▸ Trecho fornecido

^^^^^^^^^^^^^^^^

Fim do Novo START: EUA e Rússia sem limites nucleares pela primeira vez em décadas
Pela primeira vez em mais de meio século, os Estados Unidos e a Rússia estão completamente livres de qualquer tratado que limite seus arsenais nucleares estratégicos. A expiração do acordo Novo START nesta quinta-feira, 5 de fevereiro de 2026, marca um momento histórico e preocupante nas relações internacionais, deixando as duas maiores potências atômicas do planeta sem tetos legais para suas ogivas e sistemas de lançamento.
O que era o acordo e por que expirou?
Assinado em 2010 pelos então presidentes Barack Obama e Dmitry Medvedev, o Novo START foi o último herdeiro dos acordos de controle nuclear da Guerra Fria. O tratado estabelecia limites rigorosos: cada país poderia ter no máximo 1.550 ogivas nucleares estratégicas instaladas e 700 lançadores de mísseis balísticos intercontinentais. Além dos números, o pacto previa:
- Inspeções presenciais regulares
- Troca sistemática de dados entre as partes
- Mecanismos robustos de verificação mútua
O acordo foi prorrogado por cinco anos em 2021, mas suas regras não permitiam uma nova extensão. As negociações para um sucessor enfrentaram obstáculos crescentes:
- Em 2020, as inspeções foram suspensas devido à pandemia
- Em 2023, a Rússia anunciou a suspensão de sua participação após a escalada da guerra na Ucrânia
- Os Estados Unidos responderam com medidas equivalentes
- As tentativas de acordo em 2025 não prosperaram
O cenário atual e os riscos imediatos
Atualmente, estima-se que a Rússia possua aproximadamente 5.459 ogivas nucleares, enquanto os Estados Unidos mantêm cerca de 5.177. Juntas, as duas nações concentram mais de 80% do arsenal atômico mundial. Com o fim do Novo START:
- Ambos os países ficam legalmente livres para expandir seus arsenais
- Não há mais obrigação de transparência ou verificação
- O risco de erros de cálculo aumenta significativamente
O secretário-geral das Nações Unidas, António Guterres, classificou a situação como "grave" e alertou que o mundo entra em uma fase inédita e perigosa. "Pela primeira vez em mais de 50 anos, não há limites vinculantes para os arsenais estratégicos das duas potências que concentram a maioria das armas nucleares do planeta", afirmou.

^^^^^^^^^^^^^^^^

▸ Dados fornecidos
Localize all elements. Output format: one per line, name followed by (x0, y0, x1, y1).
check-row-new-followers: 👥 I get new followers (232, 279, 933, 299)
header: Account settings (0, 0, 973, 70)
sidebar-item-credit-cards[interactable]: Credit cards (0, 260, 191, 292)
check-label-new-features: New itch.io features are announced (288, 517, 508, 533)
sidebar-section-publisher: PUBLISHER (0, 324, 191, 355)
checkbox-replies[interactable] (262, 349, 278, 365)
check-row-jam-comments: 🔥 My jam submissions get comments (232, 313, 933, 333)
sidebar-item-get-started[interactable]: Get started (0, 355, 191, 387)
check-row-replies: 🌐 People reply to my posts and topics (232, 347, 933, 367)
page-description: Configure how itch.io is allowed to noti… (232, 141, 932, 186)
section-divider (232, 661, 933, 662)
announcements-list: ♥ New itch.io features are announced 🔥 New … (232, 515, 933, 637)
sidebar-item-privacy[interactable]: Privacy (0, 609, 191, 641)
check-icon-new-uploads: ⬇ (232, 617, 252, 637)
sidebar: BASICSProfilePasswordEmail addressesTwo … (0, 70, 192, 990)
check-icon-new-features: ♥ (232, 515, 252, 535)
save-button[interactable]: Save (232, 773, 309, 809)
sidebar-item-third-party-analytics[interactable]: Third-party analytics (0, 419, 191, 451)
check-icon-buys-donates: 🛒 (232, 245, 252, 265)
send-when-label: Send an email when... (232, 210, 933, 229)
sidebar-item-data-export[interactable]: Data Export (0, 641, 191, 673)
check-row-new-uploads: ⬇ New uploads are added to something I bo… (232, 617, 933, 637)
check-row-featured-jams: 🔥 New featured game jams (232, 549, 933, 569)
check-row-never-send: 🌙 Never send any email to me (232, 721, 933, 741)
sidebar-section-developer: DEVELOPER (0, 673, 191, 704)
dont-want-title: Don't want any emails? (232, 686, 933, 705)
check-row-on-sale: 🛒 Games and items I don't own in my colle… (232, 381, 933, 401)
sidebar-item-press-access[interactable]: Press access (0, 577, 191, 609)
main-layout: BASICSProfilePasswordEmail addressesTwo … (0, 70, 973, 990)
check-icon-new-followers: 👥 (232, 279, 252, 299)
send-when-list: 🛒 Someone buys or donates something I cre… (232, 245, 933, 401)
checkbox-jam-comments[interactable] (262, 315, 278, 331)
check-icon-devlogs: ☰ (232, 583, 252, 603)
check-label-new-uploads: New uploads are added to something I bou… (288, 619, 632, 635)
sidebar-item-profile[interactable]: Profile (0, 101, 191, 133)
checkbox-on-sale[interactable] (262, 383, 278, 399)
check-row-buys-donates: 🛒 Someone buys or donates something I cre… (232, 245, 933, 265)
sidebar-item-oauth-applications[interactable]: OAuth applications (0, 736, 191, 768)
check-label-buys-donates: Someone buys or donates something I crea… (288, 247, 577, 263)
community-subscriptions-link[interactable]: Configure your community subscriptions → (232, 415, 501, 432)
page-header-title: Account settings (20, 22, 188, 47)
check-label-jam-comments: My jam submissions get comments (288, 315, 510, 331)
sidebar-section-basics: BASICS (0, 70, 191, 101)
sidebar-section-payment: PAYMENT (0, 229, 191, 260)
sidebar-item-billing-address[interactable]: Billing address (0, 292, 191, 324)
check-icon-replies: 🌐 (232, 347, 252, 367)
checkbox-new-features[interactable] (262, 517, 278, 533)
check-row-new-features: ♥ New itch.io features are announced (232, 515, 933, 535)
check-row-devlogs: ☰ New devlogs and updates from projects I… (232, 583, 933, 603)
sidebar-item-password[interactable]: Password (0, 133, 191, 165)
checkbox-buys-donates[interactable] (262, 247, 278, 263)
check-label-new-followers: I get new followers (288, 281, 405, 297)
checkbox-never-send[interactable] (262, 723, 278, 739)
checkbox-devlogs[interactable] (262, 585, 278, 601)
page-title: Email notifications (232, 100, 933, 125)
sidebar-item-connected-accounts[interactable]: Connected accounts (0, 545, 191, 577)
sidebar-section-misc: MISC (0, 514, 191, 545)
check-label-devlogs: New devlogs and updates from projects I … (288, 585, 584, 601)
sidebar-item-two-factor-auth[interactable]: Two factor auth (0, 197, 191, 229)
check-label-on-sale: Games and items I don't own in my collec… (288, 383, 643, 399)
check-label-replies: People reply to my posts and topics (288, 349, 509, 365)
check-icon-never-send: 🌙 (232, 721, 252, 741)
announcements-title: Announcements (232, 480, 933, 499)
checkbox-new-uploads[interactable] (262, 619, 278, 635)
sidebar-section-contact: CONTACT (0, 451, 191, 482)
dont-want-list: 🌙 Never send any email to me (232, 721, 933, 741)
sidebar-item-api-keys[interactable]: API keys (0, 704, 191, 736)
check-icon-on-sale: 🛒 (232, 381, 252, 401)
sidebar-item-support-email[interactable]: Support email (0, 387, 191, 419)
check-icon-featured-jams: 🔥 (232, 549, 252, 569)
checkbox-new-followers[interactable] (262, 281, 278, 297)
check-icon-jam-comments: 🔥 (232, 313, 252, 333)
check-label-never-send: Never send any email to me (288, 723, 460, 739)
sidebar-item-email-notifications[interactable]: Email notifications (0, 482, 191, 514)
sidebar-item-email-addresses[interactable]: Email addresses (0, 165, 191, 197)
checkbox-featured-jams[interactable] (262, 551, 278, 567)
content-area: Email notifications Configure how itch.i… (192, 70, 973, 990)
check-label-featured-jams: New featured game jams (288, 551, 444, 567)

^^^^^^^^^^^^^^^^

▸ Lista de tarefas
A – Por favor, reproduza o trecho do texto sobre o fim do Novo START entre "Fim do Novo START: EUA" e "sistemas de lançamento.", inclusive.
B – Continue o texto sobre o fim do Novo START a partir da última frase apresentada.

▸ Respostas do exercício
A –
Fim do Novo START: EUA e Rússia sem limites nucleares pela primeira vez em décadas
Pela primeira vez em mais de meio século, os Estados Unidos e a Rússia estão completamente livres de qualquer tratado que limite seus arsenais nucleares estratégicos. A expiração do acordo Novo START nesta quinta-feira, 5 de fevereiro de 2026, marca um momento histórico e preocupante nas relações internacionais, deixando as duas maiores potências atômicas do planeta sem tetos legais para suas ogivas e sistemas de lançamento.

B –
Fatores que agravam a situação
Além do colapso do acordo bilateral, outros elementos contribuem para a instabilidade nuclear global:
- Expansão chinesa: A China vem modernizando e expandindo seu arsenal no ritmo mais acelerado do mundo
- Novos sistemas russos: A Rússia desenvolveu armas nucleares que não estavam contempladas pelo tratado
- Contexto geopolítico: A guerra na Ucrânia deteriorou ainda mais as relações entre Washington e Moscou
Guterres também alertou que o fim do Novo START pode enfraquecer o Tratado de Não Proliferação Nuclear (TNP), que será revisado ainda este ano. Segundo o portal Axios, negociações para estender os termos do acordo continuam ocorrendo às margens das conversas sobre a Ucrânia em Abu Dhabi.
O momento representa um ponto de inflexão na segurança global, com especialistas concordando que a dissolução do tratado "não poderia ocorrer em pior momento", quando o risco do uso de armas nucleares é considerado o mais alto em décadas.